#### Text excerpt
Skip to main content

A pitfall for machine learning methods aiming to predict across cell types


Machine learning models that predict genomic activity are most useful when they make accurate predictions across cell types. Here, we show that when the training and test sets contain the same genomic loci, the resulting model may falsely appear to perform well by effectively memorizing the average activity associated with each locus across the training cell types. We demonstrate this phenomenon in the context of predicting gene expression and chromatin domain boundaries, and we suggest methods to diagnose and avoid the pitfall. We anticipate that, as more data becomes available, future projects will increasingly risk suffering from this issue.

Results and discussion

Machine learning has been applied to a wide variety of genomic prediction problems, such as predicting transcription factor binding, identifying active cis-regulatory elements, constructing gene regulatory networks, and predicting the effects of single nucleotide polymorphisms. The inputs to these models typically include some combination of nucleotide sequence and signals from epigenomics assays.

Given such data, the most common approach to evaluating predictive models is a “cross-chromosomal” strategy, which involves training a separate model for each cell type and partitioning genomic loci into some number of folds for cross-validation (Fig. 1a). Typically, the genomic loci are split by chromosome. This strategy has been employed for models that predict gene expression [13], elements of chromatin architecture [4, 5], transcription factor binding [6, 7], and cis-regulatory elements [813]. Although the cross-chromosomal approach measures how well the model generalizes to new genomic loci, it does not measure how well the model generalizes to new cell types. As such, the cross-chromosomal approach is typically used when the primary goal is to obtain biological insights from the trained model.

Fig. 1
figure 1

The performance of neural network models of varying complexity in three predictive settings on two tasks. Schematic diagrams of a cross-chromosome, b cross-cell type, and c hybrid cross-cell type/cross-chromosomal model evaluation schemes. df The figure plots the average precision (AP) of a machine learning model predicting gene expression as a function of model complexity. Evaluation is performed via d cross-chromosome, e cross-cell type, and f a combination of cross-chromosome and cross-cell type validation. In each panel, each point represents the test set performance of a single trained model. gi is the same as df but predicting TAD boundaries rather than gene expression

An alternative, “cross-cell type” validation approach can be used to measure how well a model generalizes to a new cell type. This approach involves training a model in one or more cell types and then evaluating it in one or more other cell types (Fig. 1b). Note that in this setting, although the evaluation is done across cell types, the model is still predicting within a single cell type—e.g., predicting gene expression in a given cell type from epigenomic measurements in that same cell type. Researchers have used this approach to identify cis-regulatory elements [1416], predict regions of accessible chromatin [17, 18] and impute epigenomics assays that have not yet been experimentally performed [19, 20]. The cross-cell type strategy is typically adopted when the goal is to yield predictions in cell types for which experimental data is not yet available.

#### Recorded information
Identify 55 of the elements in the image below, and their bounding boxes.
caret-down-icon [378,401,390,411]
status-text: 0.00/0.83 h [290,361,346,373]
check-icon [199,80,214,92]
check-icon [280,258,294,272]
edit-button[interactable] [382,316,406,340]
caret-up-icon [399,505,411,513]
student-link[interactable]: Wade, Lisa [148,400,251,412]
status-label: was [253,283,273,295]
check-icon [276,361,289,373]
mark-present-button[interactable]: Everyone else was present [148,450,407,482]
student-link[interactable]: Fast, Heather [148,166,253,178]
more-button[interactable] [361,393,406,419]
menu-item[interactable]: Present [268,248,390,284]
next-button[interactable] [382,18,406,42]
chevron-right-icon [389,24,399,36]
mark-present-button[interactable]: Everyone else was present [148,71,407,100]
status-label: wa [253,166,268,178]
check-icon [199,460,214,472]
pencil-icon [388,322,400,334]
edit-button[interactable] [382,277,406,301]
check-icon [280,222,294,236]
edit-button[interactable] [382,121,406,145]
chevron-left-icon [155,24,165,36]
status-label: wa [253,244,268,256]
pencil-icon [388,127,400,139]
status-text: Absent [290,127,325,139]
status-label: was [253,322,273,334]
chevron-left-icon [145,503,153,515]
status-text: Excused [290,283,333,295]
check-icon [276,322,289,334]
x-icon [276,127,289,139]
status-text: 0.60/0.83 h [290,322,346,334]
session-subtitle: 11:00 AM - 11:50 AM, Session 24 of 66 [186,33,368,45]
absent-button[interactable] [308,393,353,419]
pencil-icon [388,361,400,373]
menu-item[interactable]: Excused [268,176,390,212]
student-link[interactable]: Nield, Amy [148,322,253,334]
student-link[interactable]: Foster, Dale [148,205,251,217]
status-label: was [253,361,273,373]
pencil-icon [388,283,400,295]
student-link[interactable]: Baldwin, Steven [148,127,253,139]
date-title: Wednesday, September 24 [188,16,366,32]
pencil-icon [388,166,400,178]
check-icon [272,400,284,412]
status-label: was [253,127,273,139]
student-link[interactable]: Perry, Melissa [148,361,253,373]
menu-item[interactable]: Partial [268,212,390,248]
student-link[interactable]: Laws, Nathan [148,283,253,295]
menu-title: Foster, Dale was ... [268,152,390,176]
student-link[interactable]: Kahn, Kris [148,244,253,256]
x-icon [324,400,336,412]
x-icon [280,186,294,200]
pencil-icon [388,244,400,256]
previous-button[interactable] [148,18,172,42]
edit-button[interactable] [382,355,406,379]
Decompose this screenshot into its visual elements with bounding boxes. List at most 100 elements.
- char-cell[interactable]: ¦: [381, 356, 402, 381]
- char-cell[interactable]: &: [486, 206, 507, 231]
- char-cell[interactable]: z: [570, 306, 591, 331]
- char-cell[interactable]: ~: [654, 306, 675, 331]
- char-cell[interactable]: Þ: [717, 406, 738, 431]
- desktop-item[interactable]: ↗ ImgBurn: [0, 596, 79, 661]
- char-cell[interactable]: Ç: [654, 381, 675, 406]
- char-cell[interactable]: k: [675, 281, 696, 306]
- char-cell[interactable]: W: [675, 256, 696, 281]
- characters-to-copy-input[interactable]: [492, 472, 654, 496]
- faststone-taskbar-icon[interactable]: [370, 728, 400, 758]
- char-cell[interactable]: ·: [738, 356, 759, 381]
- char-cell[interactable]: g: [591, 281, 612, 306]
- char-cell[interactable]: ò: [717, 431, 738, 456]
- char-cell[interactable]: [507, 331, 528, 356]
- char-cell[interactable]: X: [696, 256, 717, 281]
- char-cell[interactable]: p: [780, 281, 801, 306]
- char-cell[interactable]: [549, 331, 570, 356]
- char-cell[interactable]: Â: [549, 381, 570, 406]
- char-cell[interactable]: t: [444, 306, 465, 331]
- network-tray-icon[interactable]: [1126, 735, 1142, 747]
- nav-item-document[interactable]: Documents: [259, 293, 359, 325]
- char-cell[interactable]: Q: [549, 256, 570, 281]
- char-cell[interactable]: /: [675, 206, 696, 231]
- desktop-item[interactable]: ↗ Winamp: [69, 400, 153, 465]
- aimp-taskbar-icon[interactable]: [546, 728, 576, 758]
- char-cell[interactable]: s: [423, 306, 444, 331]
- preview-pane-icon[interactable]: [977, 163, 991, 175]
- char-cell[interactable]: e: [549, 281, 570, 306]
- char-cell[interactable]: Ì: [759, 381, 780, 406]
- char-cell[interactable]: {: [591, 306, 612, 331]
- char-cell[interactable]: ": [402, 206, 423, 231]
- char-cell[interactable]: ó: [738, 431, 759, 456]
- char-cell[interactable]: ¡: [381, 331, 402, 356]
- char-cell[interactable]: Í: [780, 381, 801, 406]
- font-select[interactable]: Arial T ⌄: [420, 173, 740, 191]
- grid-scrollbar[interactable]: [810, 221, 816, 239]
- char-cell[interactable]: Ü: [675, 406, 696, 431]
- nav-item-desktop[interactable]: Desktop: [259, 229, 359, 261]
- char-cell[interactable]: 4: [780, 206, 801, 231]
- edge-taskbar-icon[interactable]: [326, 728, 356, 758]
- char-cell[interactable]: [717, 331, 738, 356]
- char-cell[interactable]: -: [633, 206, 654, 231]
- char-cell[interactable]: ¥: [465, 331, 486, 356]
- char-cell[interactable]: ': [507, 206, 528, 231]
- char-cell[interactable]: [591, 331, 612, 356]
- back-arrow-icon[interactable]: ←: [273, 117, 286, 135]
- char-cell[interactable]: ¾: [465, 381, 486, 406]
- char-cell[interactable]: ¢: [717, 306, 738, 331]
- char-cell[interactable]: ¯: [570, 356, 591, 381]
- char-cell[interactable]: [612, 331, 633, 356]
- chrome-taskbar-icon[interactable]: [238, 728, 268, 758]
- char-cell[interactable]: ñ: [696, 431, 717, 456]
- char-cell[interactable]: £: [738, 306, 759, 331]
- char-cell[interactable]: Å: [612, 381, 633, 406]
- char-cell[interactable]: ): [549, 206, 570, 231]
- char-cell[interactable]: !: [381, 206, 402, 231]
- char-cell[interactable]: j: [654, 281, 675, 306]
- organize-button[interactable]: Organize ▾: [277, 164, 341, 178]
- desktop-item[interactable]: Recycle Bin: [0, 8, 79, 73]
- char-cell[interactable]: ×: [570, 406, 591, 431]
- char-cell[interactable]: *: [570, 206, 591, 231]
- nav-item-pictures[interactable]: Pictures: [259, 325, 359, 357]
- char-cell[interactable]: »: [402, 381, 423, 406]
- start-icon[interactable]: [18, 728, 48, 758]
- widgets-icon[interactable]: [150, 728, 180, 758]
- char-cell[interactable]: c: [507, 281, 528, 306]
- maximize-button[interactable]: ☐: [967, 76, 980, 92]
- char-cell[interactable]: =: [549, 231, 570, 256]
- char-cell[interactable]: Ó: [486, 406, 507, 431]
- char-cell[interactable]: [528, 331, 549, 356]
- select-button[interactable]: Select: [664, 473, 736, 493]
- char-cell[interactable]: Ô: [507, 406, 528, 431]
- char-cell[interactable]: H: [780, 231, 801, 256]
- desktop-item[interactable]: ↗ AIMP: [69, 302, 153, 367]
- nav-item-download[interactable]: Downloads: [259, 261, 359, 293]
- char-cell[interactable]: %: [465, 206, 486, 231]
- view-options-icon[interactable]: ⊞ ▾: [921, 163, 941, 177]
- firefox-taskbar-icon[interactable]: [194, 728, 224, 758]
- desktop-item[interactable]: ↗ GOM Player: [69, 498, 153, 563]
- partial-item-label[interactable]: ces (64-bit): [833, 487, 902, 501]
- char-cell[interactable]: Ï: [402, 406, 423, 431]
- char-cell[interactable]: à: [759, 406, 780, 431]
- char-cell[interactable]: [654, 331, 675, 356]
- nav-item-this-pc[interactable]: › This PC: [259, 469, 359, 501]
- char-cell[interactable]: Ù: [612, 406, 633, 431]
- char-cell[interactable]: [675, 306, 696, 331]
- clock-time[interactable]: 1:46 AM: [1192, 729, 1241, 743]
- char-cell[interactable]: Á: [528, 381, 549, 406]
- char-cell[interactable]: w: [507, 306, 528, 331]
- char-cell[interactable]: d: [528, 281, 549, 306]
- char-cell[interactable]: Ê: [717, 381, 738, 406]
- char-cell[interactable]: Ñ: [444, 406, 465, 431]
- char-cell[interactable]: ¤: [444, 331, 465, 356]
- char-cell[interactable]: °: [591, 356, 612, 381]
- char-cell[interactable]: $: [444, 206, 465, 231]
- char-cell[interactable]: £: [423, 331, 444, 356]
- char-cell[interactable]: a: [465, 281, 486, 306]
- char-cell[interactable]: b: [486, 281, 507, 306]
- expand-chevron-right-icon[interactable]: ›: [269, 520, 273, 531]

#### Assignment
Please continue the text on the machine learning pitfall in predicting across cell types, starting right after its final sentence.

#### Expected output
In this work, we point out a potential pitfall associated with cross-cell type validation, in which this evaluation strategy leads to overly optimistic assessment of the model’s performance. In particular, we observed that models evaluated in a cross-cell type setting seem to perform better as the number of parameters in the model increases. To illustrate this phenomenon, we train a series of increasingly large neural networks to predict gene expression as measured by RNA-seq in the H1 cell line (E003), evaluating each model using the cross-chromosomal and the cross-cell type approaches. As input, each model receives a combination of nucleotide sequence and epigenomic signal from examples in the H1 cell line or 55 other cell lines, depending on evaluation setting (see Additional file 1). In every case, we evaluate model performance using the average precision score relative to a binary gene expression label (“high” versus “low” expression). In the cross-chromosome setting, the performance of the models remains fairly constant as the complexity of the learned model increases (green points in Fig. 1d). On the other hand, the cross-cell type results show a surprising trend: using more complex models appears to yield consistently better results, even as the models become very large indeed (up to 100 million parameters; Fig. 1e).

To see that this apparently good predictive performance is misleading, we perform a third type of validation, a hybrid “cross-chromosome/cross-cell type” approach in which the model is evaluated on loci and cell types that were not present in the training set (Fig. 1c). This approach has previously been used to identify cis-regulatory elements [21, 22] and to predict CpG methylation [23]. We found that evaluating models using the hybrid approach eliminates the positive trend in model performance as a function of model complexity (Fig. 1f). Very similar trends are seen when we train neural networks to predict the locations of topologically associating domain (TAD) boundaries in the H1 cell line (Fig. 1g–i). Further, these results do not appear to be specific to deep neural networks, as gradient-boosted decision tree classifiers show similar trends as the number of trees increases (Additional file 2: Figure S1). Note that the random baseline, which is the expected average precision when the predictions are uniformly random values and represents a lower bound of performance, differs between the cross-cell type and other settings because we use a different chromosome for the test set (see Additional file 1 for details).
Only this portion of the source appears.